◆ **Task description**: Lines in the entries below where the word "Social" shows up should each be copied.

◆ **Exercise material**:
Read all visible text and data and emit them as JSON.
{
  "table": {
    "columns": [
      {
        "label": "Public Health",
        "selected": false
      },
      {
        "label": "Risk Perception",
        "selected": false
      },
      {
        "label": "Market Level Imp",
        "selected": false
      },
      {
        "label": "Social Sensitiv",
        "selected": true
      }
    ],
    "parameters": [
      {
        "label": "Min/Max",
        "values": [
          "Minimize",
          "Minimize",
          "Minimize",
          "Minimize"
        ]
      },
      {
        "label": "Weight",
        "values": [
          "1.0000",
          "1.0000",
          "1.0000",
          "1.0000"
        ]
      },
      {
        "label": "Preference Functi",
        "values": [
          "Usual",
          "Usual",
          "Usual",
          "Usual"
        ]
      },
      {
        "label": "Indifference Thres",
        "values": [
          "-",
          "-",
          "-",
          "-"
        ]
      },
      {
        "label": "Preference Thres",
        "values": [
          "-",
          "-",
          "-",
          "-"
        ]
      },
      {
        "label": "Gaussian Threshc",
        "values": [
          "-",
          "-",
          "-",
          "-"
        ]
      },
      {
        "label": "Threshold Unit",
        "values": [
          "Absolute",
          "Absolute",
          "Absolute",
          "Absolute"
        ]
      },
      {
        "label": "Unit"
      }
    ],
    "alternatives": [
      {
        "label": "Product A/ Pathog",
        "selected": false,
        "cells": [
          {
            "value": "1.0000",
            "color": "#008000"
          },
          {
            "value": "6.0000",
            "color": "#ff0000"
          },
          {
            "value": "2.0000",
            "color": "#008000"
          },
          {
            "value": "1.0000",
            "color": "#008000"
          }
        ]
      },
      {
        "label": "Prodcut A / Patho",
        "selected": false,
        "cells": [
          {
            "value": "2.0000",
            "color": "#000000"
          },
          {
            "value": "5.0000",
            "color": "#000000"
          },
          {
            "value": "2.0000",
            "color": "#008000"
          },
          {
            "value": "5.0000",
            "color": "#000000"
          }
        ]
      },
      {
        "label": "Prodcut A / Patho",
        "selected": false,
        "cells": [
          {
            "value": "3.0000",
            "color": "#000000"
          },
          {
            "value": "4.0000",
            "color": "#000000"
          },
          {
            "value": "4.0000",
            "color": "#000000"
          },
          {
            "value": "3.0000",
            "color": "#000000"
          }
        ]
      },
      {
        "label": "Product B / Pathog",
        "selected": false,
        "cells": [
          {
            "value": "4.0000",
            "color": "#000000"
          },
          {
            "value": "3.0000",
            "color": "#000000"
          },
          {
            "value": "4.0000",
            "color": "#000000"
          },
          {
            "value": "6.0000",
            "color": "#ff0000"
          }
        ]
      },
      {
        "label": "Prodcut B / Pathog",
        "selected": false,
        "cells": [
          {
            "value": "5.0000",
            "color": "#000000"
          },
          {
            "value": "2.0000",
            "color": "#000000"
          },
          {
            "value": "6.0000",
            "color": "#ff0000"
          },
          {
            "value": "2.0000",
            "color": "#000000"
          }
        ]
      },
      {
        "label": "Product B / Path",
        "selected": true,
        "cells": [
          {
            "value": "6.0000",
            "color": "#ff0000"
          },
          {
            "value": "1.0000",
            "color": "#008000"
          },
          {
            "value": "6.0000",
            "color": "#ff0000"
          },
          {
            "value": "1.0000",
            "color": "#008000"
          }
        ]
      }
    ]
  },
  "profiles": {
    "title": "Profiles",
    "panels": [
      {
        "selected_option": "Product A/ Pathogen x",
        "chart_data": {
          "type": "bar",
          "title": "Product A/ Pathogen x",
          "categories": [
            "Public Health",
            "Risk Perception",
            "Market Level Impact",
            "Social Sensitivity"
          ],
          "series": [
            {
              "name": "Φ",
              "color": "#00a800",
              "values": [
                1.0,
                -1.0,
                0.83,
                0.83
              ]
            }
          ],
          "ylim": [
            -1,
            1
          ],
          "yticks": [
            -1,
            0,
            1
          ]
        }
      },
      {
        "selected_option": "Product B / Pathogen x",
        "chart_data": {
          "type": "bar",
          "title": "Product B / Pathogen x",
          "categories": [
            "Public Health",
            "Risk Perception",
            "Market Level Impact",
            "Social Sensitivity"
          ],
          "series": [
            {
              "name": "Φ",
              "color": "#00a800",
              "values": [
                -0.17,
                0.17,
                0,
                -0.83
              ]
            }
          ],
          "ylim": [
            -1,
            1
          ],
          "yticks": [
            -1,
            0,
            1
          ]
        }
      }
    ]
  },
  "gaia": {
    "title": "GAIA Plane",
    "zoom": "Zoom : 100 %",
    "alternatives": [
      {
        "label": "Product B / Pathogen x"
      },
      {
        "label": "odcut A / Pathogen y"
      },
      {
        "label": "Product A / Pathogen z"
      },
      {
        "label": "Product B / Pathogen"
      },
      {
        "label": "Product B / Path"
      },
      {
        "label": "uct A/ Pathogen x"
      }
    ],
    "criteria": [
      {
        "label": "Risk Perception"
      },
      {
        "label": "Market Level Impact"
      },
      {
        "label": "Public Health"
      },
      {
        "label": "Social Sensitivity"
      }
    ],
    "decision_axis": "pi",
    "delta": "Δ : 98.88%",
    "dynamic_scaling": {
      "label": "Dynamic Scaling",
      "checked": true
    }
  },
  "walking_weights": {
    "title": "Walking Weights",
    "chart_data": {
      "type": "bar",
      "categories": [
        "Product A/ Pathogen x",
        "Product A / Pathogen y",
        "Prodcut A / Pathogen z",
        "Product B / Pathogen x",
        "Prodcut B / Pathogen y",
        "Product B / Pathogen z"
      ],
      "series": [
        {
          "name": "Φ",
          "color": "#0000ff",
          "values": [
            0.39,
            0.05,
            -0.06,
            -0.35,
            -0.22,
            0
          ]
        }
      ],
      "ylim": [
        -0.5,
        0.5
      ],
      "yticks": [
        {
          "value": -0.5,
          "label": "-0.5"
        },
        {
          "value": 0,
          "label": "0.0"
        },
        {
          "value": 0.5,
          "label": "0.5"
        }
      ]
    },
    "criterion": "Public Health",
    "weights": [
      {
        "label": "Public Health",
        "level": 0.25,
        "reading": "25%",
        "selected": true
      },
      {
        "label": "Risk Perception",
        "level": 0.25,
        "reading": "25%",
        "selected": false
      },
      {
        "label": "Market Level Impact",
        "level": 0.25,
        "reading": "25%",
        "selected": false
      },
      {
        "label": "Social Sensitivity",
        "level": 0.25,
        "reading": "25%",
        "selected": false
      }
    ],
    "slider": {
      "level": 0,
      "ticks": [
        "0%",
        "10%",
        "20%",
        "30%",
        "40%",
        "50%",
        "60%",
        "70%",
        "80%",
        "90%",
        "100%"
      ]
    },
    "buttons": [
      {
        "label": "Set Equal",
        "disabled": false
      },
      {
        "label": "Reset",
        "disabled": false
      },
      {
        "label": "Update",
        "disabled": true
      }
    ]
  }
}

* * *

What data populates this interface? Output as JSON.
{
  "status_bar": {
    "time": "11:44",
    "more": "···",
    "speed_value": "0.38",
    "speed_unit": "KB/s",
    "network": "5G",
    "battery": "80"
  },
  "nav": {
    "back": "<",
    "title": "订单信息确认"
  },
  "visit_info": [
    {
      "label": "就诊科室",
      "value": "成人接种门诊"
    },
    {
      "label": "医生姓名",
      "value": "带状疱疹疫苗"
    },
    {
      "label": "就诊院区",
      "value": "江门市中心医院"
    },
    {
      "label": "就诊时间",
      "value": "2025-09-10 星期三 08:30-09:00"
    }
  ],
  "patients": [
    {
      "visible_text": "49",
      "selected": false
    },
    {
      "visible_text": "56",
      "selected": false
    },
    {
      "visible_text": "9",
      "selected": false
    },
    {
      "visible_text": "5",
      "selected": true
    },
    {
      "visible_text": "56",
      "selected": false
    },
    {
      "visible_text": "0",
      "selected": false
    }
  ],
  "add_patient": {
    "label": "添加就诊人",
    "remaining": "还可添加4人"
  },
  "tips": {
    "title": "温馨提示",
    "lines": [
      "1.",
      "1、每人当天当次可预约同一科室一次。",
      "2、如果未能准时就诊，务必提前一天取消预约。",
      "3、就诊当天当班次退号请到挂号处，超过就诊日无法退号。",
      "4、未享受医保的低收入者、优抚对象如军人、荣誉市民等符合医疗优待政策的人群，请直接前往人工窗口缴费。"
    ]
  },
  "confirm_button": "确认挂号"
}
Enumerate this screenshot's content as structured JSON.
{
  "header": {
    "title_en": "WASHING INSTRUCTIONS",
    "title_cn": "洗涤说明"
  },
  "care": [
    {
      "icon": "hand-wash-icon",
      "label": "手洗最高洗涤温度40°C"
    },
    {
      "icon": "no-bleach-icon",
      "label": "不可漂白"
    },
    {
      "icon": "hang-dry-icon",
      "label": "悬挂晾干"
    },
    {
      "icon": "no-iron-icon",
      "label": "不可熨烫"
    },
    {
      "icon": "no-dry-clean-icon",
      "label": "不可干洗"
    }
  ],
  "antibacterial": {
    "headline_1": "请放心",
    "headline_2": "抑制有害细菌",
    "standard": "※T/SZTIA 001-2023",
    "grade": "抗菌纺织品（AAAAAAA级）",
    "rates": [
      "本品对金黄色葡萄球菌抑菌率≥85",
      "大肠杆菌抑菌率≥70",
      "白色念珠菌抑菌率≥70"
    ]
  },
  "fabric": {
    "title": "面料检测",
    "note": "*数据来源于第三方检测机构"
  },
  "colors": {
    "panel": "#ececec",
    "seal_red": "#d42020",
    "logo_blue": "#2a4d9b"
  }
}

◆ **Task result**:
        "label": "Social Sensitiv",
            "Social Sensitivity"
            "Social Sensitivity"
        "label": "Social Sensitivity"
        "label": "Social Sensitivity",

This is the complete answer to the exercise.